> _Exercise_
From the line that contains "Output a JSON" to the last line of the data below, transcribe every line exactly. Do not include the pictures.

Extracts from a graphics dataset
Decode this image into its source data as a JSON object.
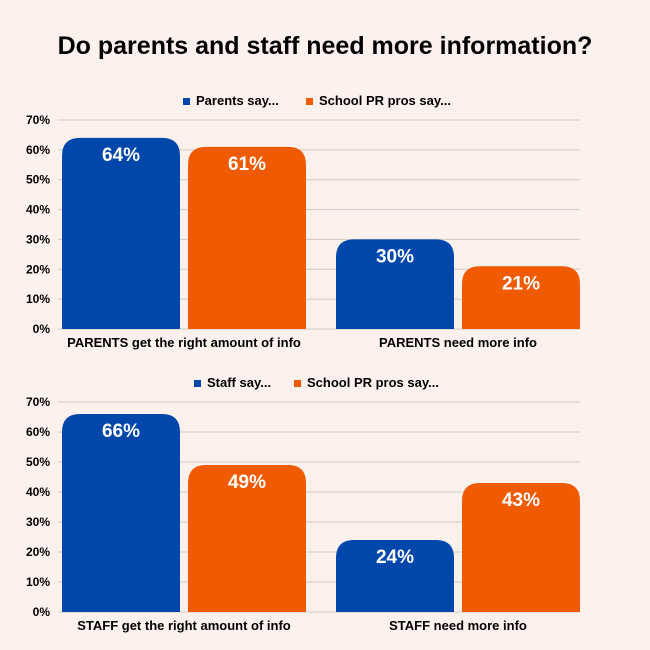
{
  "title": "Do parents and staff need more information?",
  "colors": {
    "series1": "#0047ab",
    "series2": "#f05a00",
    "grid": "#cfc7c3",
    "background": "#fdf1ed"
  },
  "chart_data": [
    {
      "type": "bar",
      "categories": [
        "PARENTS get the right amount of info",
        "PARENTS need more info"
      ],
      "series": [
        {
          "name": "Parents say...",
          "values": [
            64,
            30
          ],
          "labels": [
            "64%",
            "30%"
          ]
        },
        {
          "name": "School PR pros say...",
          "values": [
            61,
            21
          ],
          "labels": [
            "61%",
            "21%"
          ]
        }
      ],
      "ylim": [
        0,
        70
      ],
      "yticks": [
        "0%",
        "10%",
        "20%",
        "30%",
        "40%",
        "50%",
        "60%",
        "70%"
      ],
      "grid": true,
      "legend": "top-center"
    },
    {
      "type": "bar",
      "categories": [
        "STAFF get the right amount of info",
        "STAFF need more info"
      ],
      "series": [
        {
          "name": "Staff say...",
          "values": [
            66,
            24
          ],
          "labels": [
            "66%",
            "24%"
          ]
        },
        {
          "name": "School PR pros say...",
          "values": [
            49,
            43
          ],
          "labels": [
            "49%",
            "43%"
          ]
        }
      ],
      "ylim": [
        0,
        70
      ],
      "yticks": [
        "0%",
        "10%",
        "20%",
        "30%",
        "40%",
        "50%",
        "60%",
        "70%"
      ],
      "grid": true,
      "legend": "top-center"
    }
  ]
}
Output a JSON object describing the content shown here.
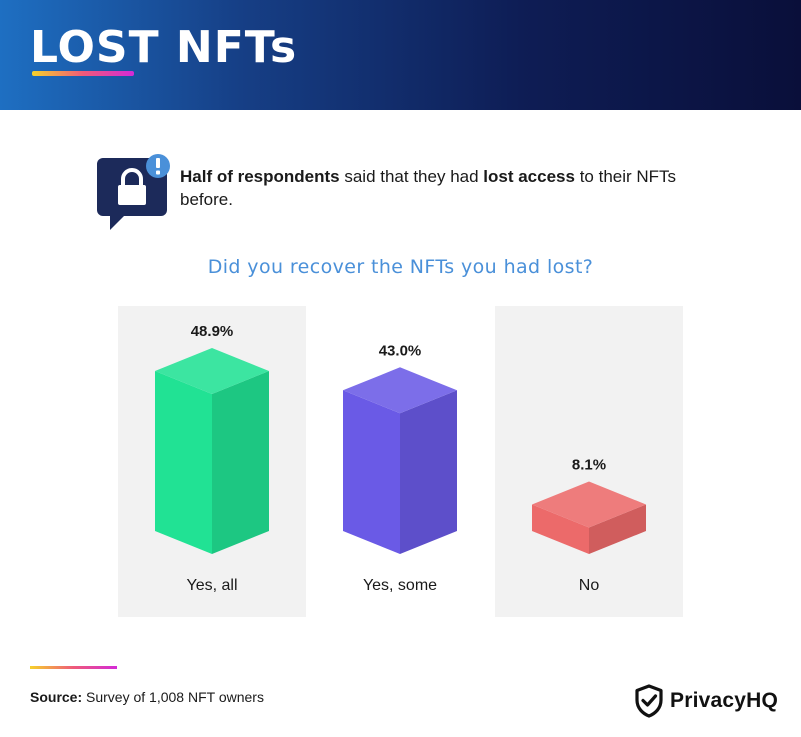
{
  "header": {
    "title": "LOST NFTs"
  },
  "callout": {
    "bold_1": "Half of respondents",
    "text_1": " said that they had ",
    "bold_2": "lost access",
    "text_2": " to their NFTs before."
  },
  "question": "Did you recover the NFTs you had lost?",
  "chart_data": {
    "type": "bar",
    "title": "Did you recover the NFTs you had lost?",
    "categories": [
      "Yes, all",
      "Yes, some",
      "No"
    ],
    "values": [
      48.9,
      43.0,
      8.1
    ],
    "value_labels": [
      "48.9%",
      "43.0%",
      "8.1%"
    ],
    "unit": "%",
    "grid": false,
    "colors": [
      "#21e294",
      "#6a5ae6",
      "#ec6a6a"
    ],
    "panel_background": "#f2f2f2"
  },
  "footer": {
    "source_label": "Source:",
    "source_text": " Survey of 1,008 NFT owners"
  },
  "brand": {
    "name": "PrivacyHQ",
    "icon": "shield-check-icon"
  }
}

> _Answer for this exercise_
Output a JSON object describing the content shown here.
{
  "header": {
    "title": "LOST NFTs"
  },
  "callout": {
    "bold_1": "Half of respondents",
    "text_1": " said that they had ",
    "bold_2": "lost access",
    "text_2": " to their NFTs before."
  },
  "question": "Did you recover the NFTs you had lost?",
  "chart_data": {
    "type": "bar",
    "title": "Did you recover the NFTs you had lost?",
    "categories": [
      "Yes, all",
      "Yes, some",
      "No"
    ],
    "values": [
      48.9,
      43.0,
      8.1
    ],
    "value_labels": [
      "48.9%",
      "43.0%",
      "8.1%"
    ],
    "unit": "%",
    "grid": false,
    "colors": [
      "#21e294",
      "#6a5ae6",
      "#ec6a6a"
    ],
    "panel_background": "#f2f2f2"
  },
  "footer": {
    "source_label": "Source:",
    "source_text": " Survey of 1,008 NFT owners"
  },
  "brand": {
    "name": "PrivacyHQ",
    "icon": "shield-check-icon"
  }
}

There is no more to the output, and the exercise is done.